AIM OF THE TASK: Present each line of the entries below that holds the word "label".

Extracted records

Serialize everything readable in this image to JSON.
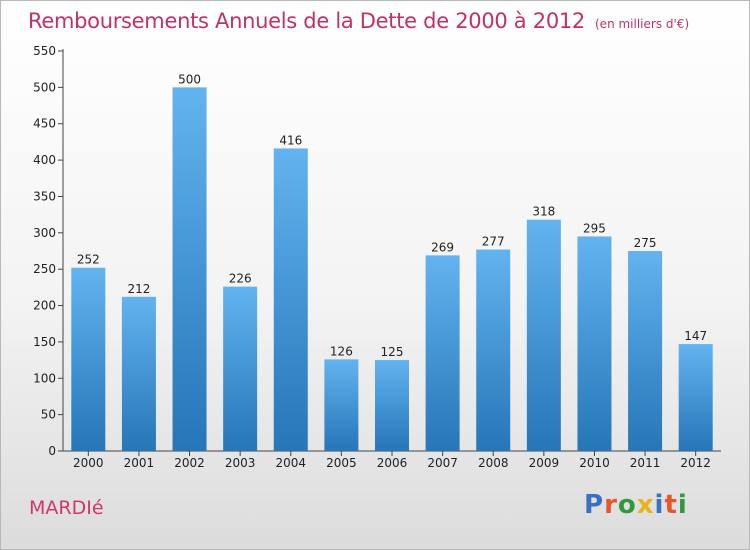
{
  "header": {
    "title": "Remboursements Annuels de la Dette de 2000 à 2012",
    "unit": "(en milliers d'€)"
  },
  "footer": {
    "commune": "MARDIé",
    "logo_letters": [
      {
        "char": "P",
        "color": "#3a6fc4"
      },
      {
        "char": "r",
        "color": "#e8552a"
      },
      {
        "char": "o",
        "color": "#2e9a3c"
      },
      {
        "char": "x",
        "color": "#e8b21a"
      },
      {
        "char": "i",
        "color": "#3a6fc4"
      },
      {
        "char": "t",
        "color": "#e8552a"
      },
      {
        "char": "i",
        "color": "#2e9a3c"
      }
    ]
  },
  "chart_data": {
    "type": "bar",
    "categories": [
      "2000",
      "2001",
      "2002",
      "2003",
      "2004",
      "2005",
      "2006",
      "2007",
      "2008",
      "2009",
      "2010",
      "2011",
      "2012"
    ],
    "values": [
      252,
      212,
      500,
      226,
      416,
      126,
      125,
      269,
      277,
      318,
      295,
      275,
      147
    ],
    "ylim": [
      0,
      550
    ],
    "yticks": [
      0,
      50,
      100,
      150,
      200,
      250,
      300,
      350,
      400,
      450,
      500,
      550
    ],
    "grid": false,
    "bar_color_top": "#62b3ef",
    "bar_color_bottom": "#2676b8"
  }
}
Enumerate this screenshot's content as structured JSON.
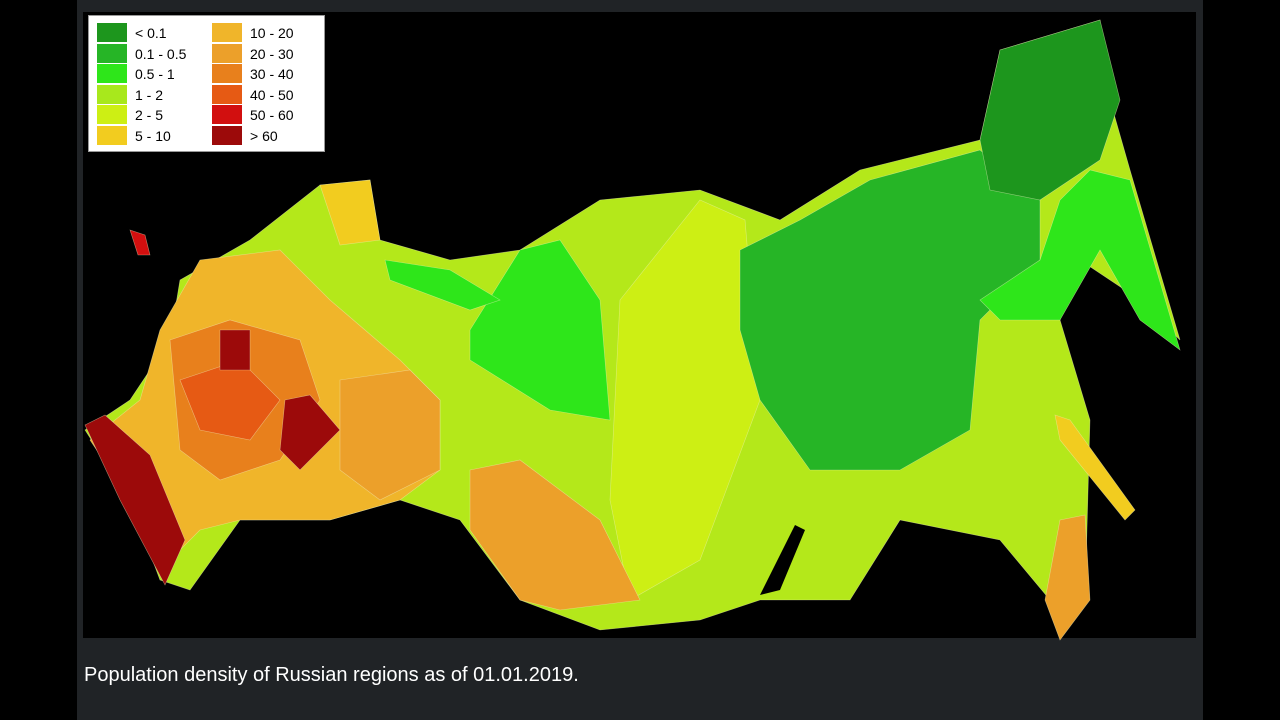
{
  "legend": {
    "items": [
      {
        "label": "< 0.1",
        "color": "#1d961d"
      },
      {
        "label": "0.1 - 0.5",
        "color": "#26b526"
      },
      {
        "label": "0.5 - 1",
        "color": "#2ee61a"
      },
      {
        "label": "1 - 2",
        "color": "#a8e81c"
      },
      {
        "label": "2 - 5",
        "color": "#cdef14"
      },
      {
        "label": "5 - 10",
        "color": "#f2cc1f"
      },
      {
        "label": "10 - 20",
        "color": "#f0b52a"
      },
      {
        "label": "20 - 30",
        "color": "#eca02a"
      },
      {
        "label": "30 - 40",
        "color": "#e8801c"
      },
      {
        "label": "40 - 50",
        "color": "#e65a14"
      },
      {
        "label": "50 - 60",
        "color": "#d20f0f"
      },
      {
        "label": "> 60",
        "color": "#9c0a0a"
      }
    ]
  },
  "caption": "Population density of Russian regions as of 01.01.2019."
}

EXERCISE RESPONSE:
        "label": "< 0.1",
        "label": "0.1 - 0.5",
        "label": "0.5 - 1",
        "label": "1 - 2",
        "label": "2 - 5",
        "label": "5 - 10",
        "label": "10 - 20",
        "label": "20 - 30",
        "label": "30 - 40",
        "label": "40 - 50",
        "label": "50 - 60",
        "label": "> 60",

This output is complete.